**Available data**

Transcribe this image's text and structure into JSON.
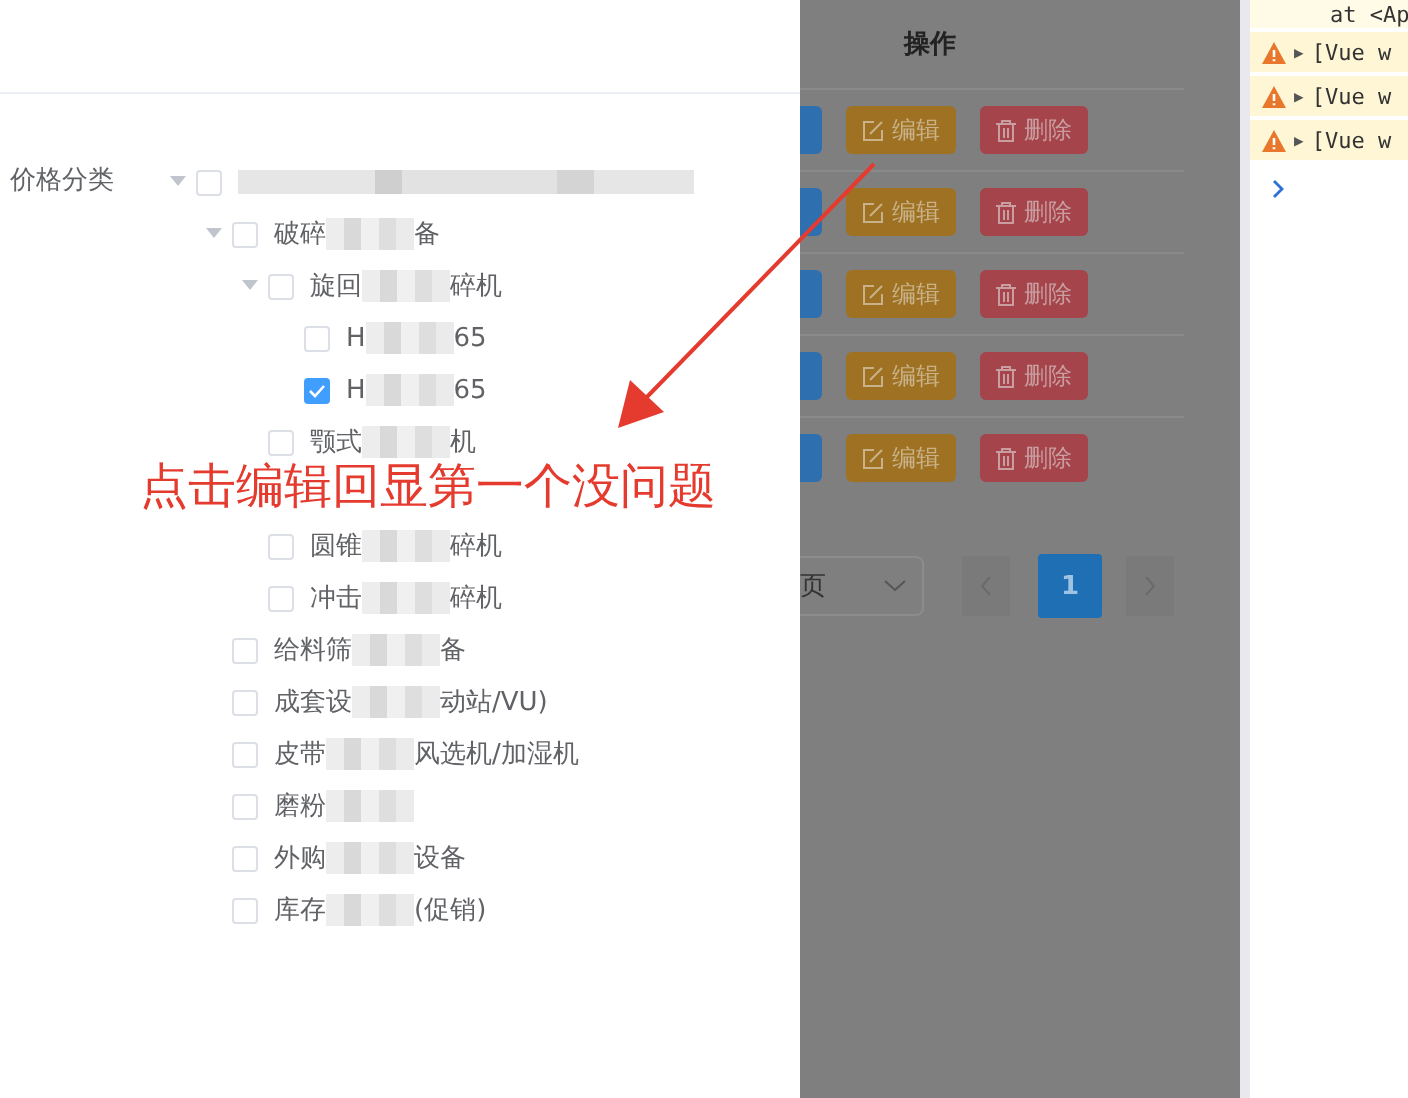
{
  "form": {
    "label": "价格分类"
  },
  "tree": [
    {
      "parts": [
        {
          "kind": "blur_long"
        }
      ],
      "checked": false,
      "expanded": true,
      "children": [
        {
          "parts": [
            {
              "kind": "text",
              "text": "破碎"
            },
            {
              "kind": "blur"
            },
            {
              "kind": "text",
              "text": "备"
            }
          ],
          "checked": false,
          "expanded": true,
          "children": [
            {
              "parts": [
                {
                  "kind": "text",
                  "text": "旋回"
                },
                {
                  "kind": "blur"
                },
                {
                  "kind": "text",
                  "text": "碎机"
                }
              ],
              "checked": false,
              "expanded": true,
              "children": [
                {
                  "parts": [
                    {
                      "kind": "text",
                      "text": "H"
                    },
                    {
                      "kind": "blur"
                    },
                    {
                      "kind": "text",
                      "text": "65"
                    }
                  ],
                  "checked": false
                },
                {
                  "parts": [
                    {
                      "kind": "text",
                      "text": "H"
                    },
                    {
                      "kind": "blur"
                    },
                    {
                      "kind": "text",
                      "text": "65"
                    }
                  ],
                  "checked": true
                }
              ]
            },
            {
              "parts": [
                {
                  "kind": "text",
                  "text": "颚式"
                },
                {
                  "kind": "blur"
                },
                {
                  "kind": "text",
                  "text": "机"
                }
              ],
              "checked": false
            },
            {
              "covered": true
            },
            {
              "parts": [
                {
                  "kind": "text",
                  "text": "圆锥"
                },
                {
                  "kind": "blur"
                },
                {
                  "kind": "text",
                  "text": "碎机"
                }
              ],
              "checked": false
            },
            {
              "parts": [
                {
                  "kind": "text",
                  "text": "冲击"
                },
                {
                  "kind": "blur"
                },
                {
                  "kind": "text",
                  "text": "碎机"
                }
              ],
              "checked": false
            }
          ]
        },
        {
          "parts": [
            {
              "kind": "text",
              "text": "给料筛"
            },
            {
              "kind": "blur"
            },
            {
              "kind": "text",
              "text": "备"
            }
          ],
          "checked": false
        },
        {
          "parts": [
            {
              "kind": "text",
              "text": "成套设"
            },
            {
              "kind": "blur"
            },
            {
              "kind": "text",
              "text": "动站/VU)"
            }
          ],
          "checked": false
        },
        {
          "parts": [
            {
              "kind": "text",
              "text": "皮带"
            },
            {
              "kind": "blur"
            },
            {
              "kind": "text",
              "text": "风选机/加湿机"
            }
          ],
          "checked": false
        },
        {
          "parts": [
            {
              "kind": "text",
              "text": "磨粉"
            },
            {
              "kind": "blur"
            }
          ],
          "checked": false
        },
        {
          "parts": [
            {
              "kind": "text",
              "text": "外购"
            },
            {
              "kind": "blur"
            },
            {
              "kind": "text",
              "text": "设备"
            }
          ],
          "checked": false
        },
        {
          "parts": [
            {
              "kind": "text",
              "text": "库存"
            },
            {
              "kind": "blur"
            },
            {
              "kind": "text",
              "text": "(促销)"
            }
          ],
          "checked": false
        }
      ]
    }
  ],
  "note": "点击编辑回显第一个没问题",
  "table": {
    "header": "操作",
    "rows": [
      {
        "edit": "编辑",
        "delete": "删除"
      },
      {
        "edit": "编辑",
        "delete": "删除"
      },
      {
        "edit": "编辑",
        "delete": "删除"
      },
      {
        "edit": "编辑",
        "delete": "删除"
      },
      {
        "edit": "编辑",
        "delete": "删除"
      }
    ]
  },
  "pagination": {
    "page_size": "页",
    "pages": [
      {
        "label": "1",
        "selected": true
      }
    ]
  },
  "console": {
    "lines": [
      {
        "kind": "trace",
        "text": "at <Ap"
      },
      {
        "kind": "warning",
        "toggle": "▶",
        "text": "[Vue w"
      },
      {
        "kind": "warning",
        "toggle": "▶",
        "text": "[Vue w"
      },
      {
        "kind": "warning",
        "toggle": "▶",
        "text": "[Vue w"
      }
    ]
  }
}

**Description of the task**
Repeat the material above verbatim. Leave the pictures behind.

**Written answer**
Transcribe this image's text and structure into JSON.
{
  "form": {
    "label": "价格分类"
  },
  "tree": [
    {
      "parts": [
        {
          "kind": "blur_long"
        }
      ],
      "checked": false,
      "expanded": true,
      "children": [
        {
          "parts": [
            {
              "kind": "text",
              "text": "破碎"
            },
            {
              "kind": "blur"
            },
            {
              "kind": "text",
              "text": "备"
            }
          ],
          "checked": false,
          "expanded": true,
          "children": [
            {
              "parts": [
                {
                  "kind": "text",
                  "text": "旋回"
                },
                {
                  "kind": "blur"
                },
                {
                  "kind": "text",
                  "text": "碎机"
                }
              ],
              "checked": false,
              "expanded": true,
              "children": [
                {
                  "parts": [
                    {
                      "kind": "text",
                      "text": "H"
                    },
                    {
                      "kind": "blur"
                    },
                    {
                      "kind": "text",
                      "text": "65"
                    }
                  ],
                  "checked": false
                },
                {
                  "parts": [
                    {
                      "kind": "text",
                      "text": "H"
                    },
                    {
                      "kind": "blur"
                    },
                    {
                      "kind": "text",
                      "text": "65"
                    }
                  ],
                  "checked": true
                }
              ]
            },
            {
              "parts": [
                {
                  "kind": "text",
                  "text": "颚式"
                },
                {
                  "kind": "blur"
                },
                {
                  "kind": "text",
                  "text": "机"
                }
              ],
              "checked": false
            },
            {
              "covered": true
            },
            {
              "parts": [
                {
                  "kind": "text",
                  "text": "圆锥"
                },
                {
                  "kind": "blur"
                },
                {
                  "kind": "text",
                  "text": "碎机"
                }
              ],
              "checked": false
            },
            {
              "parts": [
                {
                  "kind": "text",
                  "text": "冲击"
                },
                {
                  "kind": "blur"
                },
                {
                  "kind": "text",
                  "text": "碎机"
                }
              ],
              "checked": false
            }
          ]
        },
        {
          "parts": [
            {
              "kind": "text",
              "text": "给料筛"
            },
            {
              "kind": "blur"
            },
            {
              "kind": "text",
              "text": "备"
            }
          ],
          "checked": false
        },
        {
          "parts": [
            {
              "kind": "text",
              "text": "成套设"
            },
            {
              "kind": "blur"
            },
            {
              "kind": "text",
              "text": "动站/VU)"
            }
          ],
          "checked": false
        },
        {
          "parts": [
            {
              "kind": "text",
              "text": "皮带"
            },
            {
              "kind": "blur"
            },
            {
              "kind": "text",
              "text": "风选机/加湿机"
            }
          ],
          "checked": false
        },
        {
          "parts": [
            {
              "kind": "text",
              "text": "磨粉"
            },
            {
              "kind": "blur"
            }
          ],
          "checked": false
        },
        {
          "parts": [
            {
              "kind": "text",
              "text": "外购"
            },
            {
              "kind": "blur"
            },
            {
              "kind": "text",
              "text": "设备"
            }
          ],
          "checked": false
        },
        {
          "parts": [
            {
              "kind": "text",
              "text": "库存"
            },
            {
              "kind": "blur"
            },
            {
              "kind": "text",
              "text": "(促销)"
            }
          ],
          "checked": false
        }
      ]
    }
  ],
  "note": "点击编辑回显第一个没问题",
  "table": {
    "header": "操作",
    "rows": [
      {
        "edit": "编辑",
        "delete": "删除"
      },
      {
        "edit": "编辑",
        "delete": "删除"
      },
      {
        "edit": "编辑",
        "delete": "删除"
      },
      {
        "edit": "编辑",
        "delete": "删除"
      },
      {
        "edit": "编辑",
        "delete": "删除"
      }
    ]
  },
  "pagination": {
    "page_size": "页",
    "pages": [
      {
        "label": "1",
        "selected": true
      }
    ]
  },
  "console": {
    "lines": [
      {
        "kind": "trace",
        "text": "at <Ap"
      },
      {
        "kind": "warning",
        "toggle": "▶",
        "text": "[Vue w"
      },
      {
        "kind": "warning",
        "toggle": "▶",
        "text": "[Vue w"
      },
      {
        "kind": "warning",
        "toggle": "▶",
        "text": "[Vue w"
      }
    ]
  }
}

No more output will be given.